**PROMPT:**
Report how many lines of the material below contain the string "gebruikt". The reply is that number and no more.
───
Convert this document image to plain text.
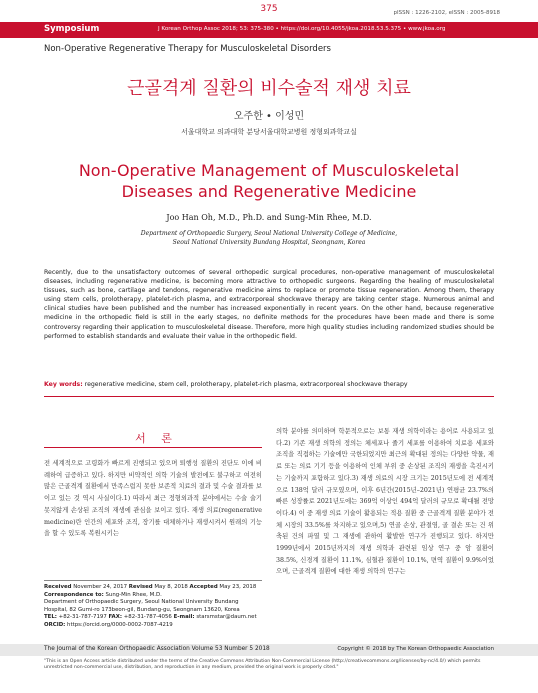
375	pISSN : 1226-2102, eISSN : 2005-8918
Symposium	J Korean Orthop Assoc 2018; 53: 375-380 • https://doi.org/10.4055/jkoa.2018.53.5.375 • www.jkoa.org
Non-Operative Regenerative Therapy for Musculoskeletal Disorders
근골격계 질환의 비수술적 재생 치료
오주한 • 이성민
서울대학교 의과대학 분당서울대학교병원 정형외과학교실
Non-Operative Management of Musculoskeletal
Diseases and Regenerative Medicine
Joo Han Oh, M.D., Ph.D. and Sung-Min Rhee, M.D.
Department of Orthopaedic Surgery, Seoul National University College of Medicine,
Seoul National University Bundang Hospital, Seongnam, Korea
Recently, due to the unsatisfactory outcomes of several orthopedic surgical procedures, non-operative management of musculoskeletal diseases, including regenerative medicine, is becoming more attractive to orthopedic surgeons. Regarding the healing of musculoskeletal tissues, such as bone, cartilage and tendons, regenerative medicine aims to replace or promote tissue regeneration. Among them, therapy using stem cells, prolotherapy, platelet-rich plasma, and extracorporeal shockwave therapy are taking center stage. Numerous animal and clinical studies have been published and the number has increased exponentially in recent years. On the other hand, because regenerative medicine in the orthopedic field is still in the early stages, no definite methods for the procedures have been made and there is some controversy regarding their application to musculoskeletal disease. Therefore, more high quality studies including randomized studies should be performed to establish standards and evaluate their value in the orthopedic field.
Key words: regenerative medicine, stem cell, prolotherapy, platelet-rich plasma, extracorporeal shockwave therapy
서 론
전 세계적으로 고령화가 빠르게 진행되고 있으며 퇴행성 질환의 진단도 이에 비례하여 급증하고 있다. 하지만 비약적인 의학 기술의 발전에도 불구하고 여전히 많은 근골격계 질환에서 만족스럽지 못한 보존적 치료의 결과 및 수술 결과를 보이고 있는 것 역시 사실이다.1) 따라서 최근 정형외과적 분야에서는 수술 술기 못지않게 손상된 조직의 재생에 관심을 보이고 있다. 재생 의료(regenerative medicine)란 인간의 세포와 조직, 장기를 대체하거나 재생시켜서 원래의 기능을 할 수 있도록 복원시키는
의학 분야를 의미하며 학문적으로는 보통 재생 의학이라는 용어로 사용되고 있다.2) 기존 재생 의학의 정의는 체세포나 줄기 세포를 이용하여 치료용 세포와 조직을 직접하는 기술에만 국한되었지만 최근의 확대된 정의는 다양한 약물, 재료 또는 의료 기기 등을 이용하여 인체 부위 중 손상된 조직의 재생을 촉진시키는 기술까지 포함하고 있다.3) 재생 의료의 시장 크기는 2015년도에 전 세계적으로 138억 달러 규모였으며, 이후 6년간(2015년–2021년) 연평균 23.7%의 빠른 성장률로 2021년도에는 369억 이상인 494억 달러의 규모로 확대될 전망이다.4) 이 중 재생 의료 기술이 활용되는 적용 질환 중 근골격계 질환 분야가 전체 시장의 33.5%를 차지하고 있으며,5) 연골 손상, 관절염, 골 결손 또는 건 위축된 건의 파열 및 그 재생에 관하여 활발한 연구가 진행되고 있다. 하지만 1999년에서 2015년까지의 재생 의학과 관련된 임상 연구 중 암 질환이 38.5%, 신경계 질환이 11.1%, 심혈관 질환이 10.1%, 면역 질환이 9.9%이었으며, 근골격계 질환에 대한 재생 의학의 연구는
Received November 24, 2017 Revised May 8, 2018 Accepted May 23, 2018
Correspondence to: Sung-Min Rhee, M.D.
Department of Orthopaedic Surgery, Seoul National University Bundang Hospital, 82 Gumi-ro 173beon-gil, Bundang-gu, Seongnam 13620, Korea
TEL: +82-31-787-7197 FAX: +82-31-787-4056 E-mail: starsmstar@daum.net
ORCID: https://orcid.org/0000-0002-7087-4219
The Journal of the Korean Orthopaedic Association Volume 53 Number 5 2018	Copyright © 2018 by The Korean Orthopaedic Association
"This is an Open Access article distributed under the terms of the Creative Commons Attribution Non-Commercial License (http://creativecommons.org/licenses/by-nc/4.0/) which permits unrestricted non-commercial use, distribution, and reproduction in any medium, provided the original work is properly cited."
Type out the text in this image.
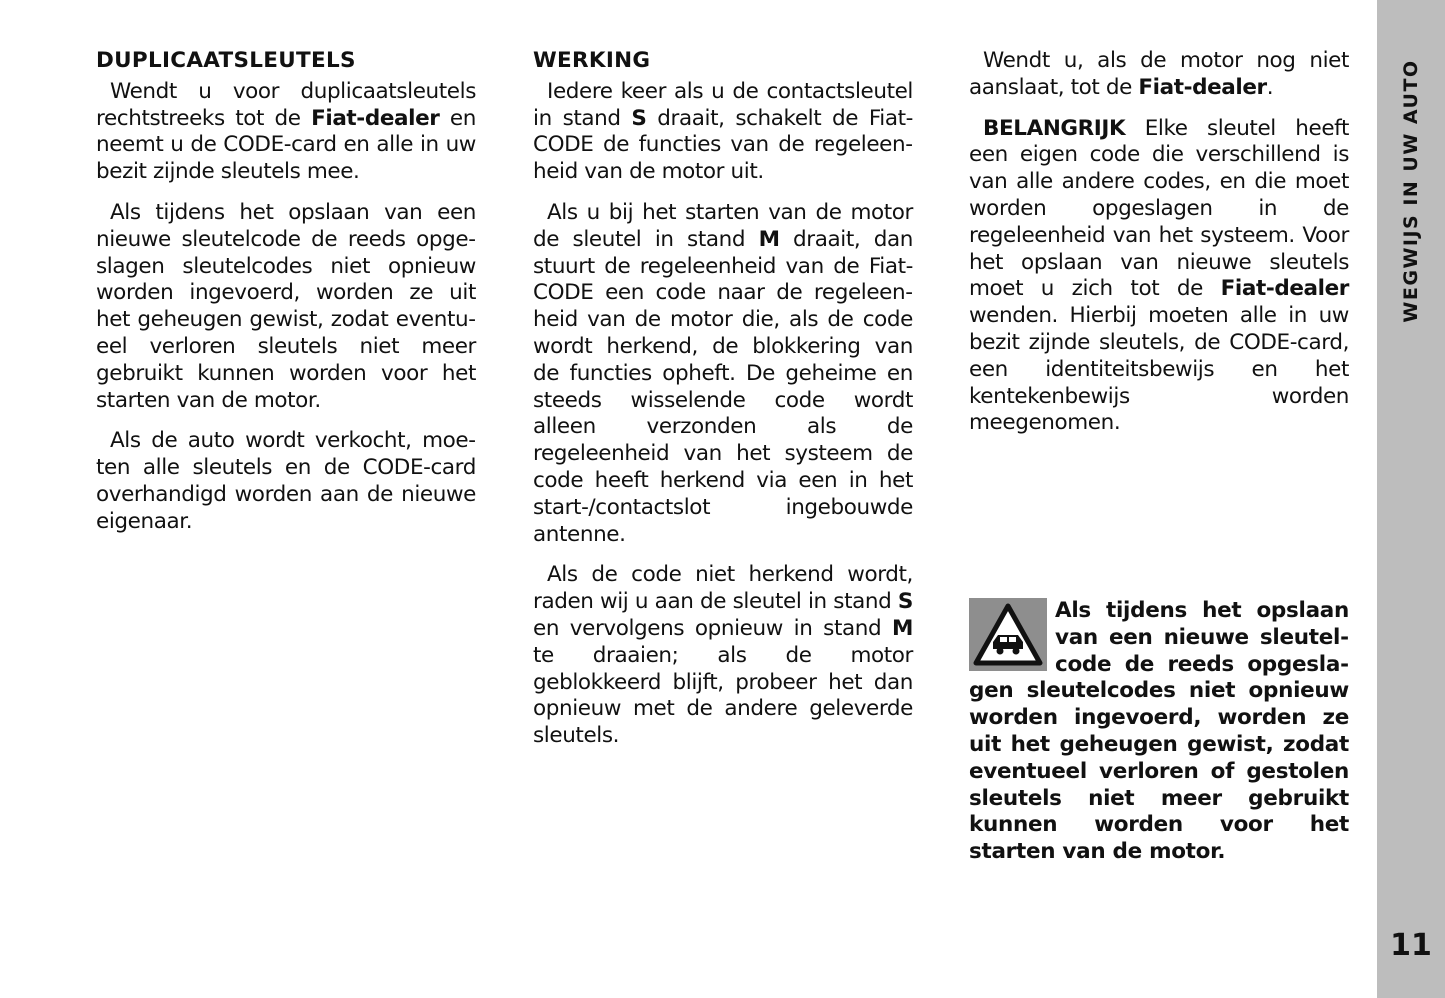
WEGWIJS IN UW AUTO
11
DUPLICAATSLEUTELS

Wendt u voor duplicaatsleutels rechtstreeks tot de Fiat-dealer en neemt u de CODE-card en alle in uw bezit zijnde sleutels mee.

Als tijdens het opslaan van een nieuwe sleutelcode de reeds opgeslagen sleutelcodes niet opnieuw worden ingevoerd, worden ze uit het geheugen gewist, zodat eventueel verloren sleutels niet meer gebruikt kunnen worden voor het starten van de motor.

Als de auto wordt verkocht, moeten alle sleutels en de CODE-card overhandigd worden aan de nieuwe eigenaar.

WERKING

Iedere keer als u de contactsleutel in stand S draait, schakelt de Fiat-CODE de functies van de regeleenheid van de motor uit.

Als u bij het starten van de motor de sleutel in stand M draait, dan stuurt de regeleenheid van de Fiat-CODE een code naar de regeleenheid van de motor die, als de code wordt herkend, de blokkering van de functies opheft. De geheime en steeds wisselende code wordt alleen verzonden als de regeleenheid van het systeem de code heeft herkend via een in het start-/contactslot ingebouwde antenne.

Als de code niet herkend wordt, raden wij u aan de sleutel in stand S en vervolgens opnieuw in stand M te draaien; als de motor geblokkeerd blijft, probeer het dan opnieuw met de andere geleverde sleutels.

Wendt u, als de motor nog niet aanslaat, tot de Fiat-dealer.

BELANGRIJK Elke sleutel heeft een eigen code die verschillend is van alle andere codes, en die moet worden opgeslagen in de regeleenheid van het systeem. Voor het opslaan van nieuwe sleutels moet u zich tot de Fiat-dealer wenden. Hierbij moeten alle in uw bezit zijnde sleutels, de CODE-card, een identiteitsbewijs en het kentekenbewijs worden meegenomen.

Als tijdens het opslaan van een nieuwe sleutelcode de reeds opgeslagen sleutelcodes niet opnieuw worden ingevoerd, worden ze uit het geheugen gewist, zodat eventueel verloren of gestolen sleutels niet meer gebruikt kunnen worden voor het starten van de motor.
───
**THE COMPLETED TASK:**
2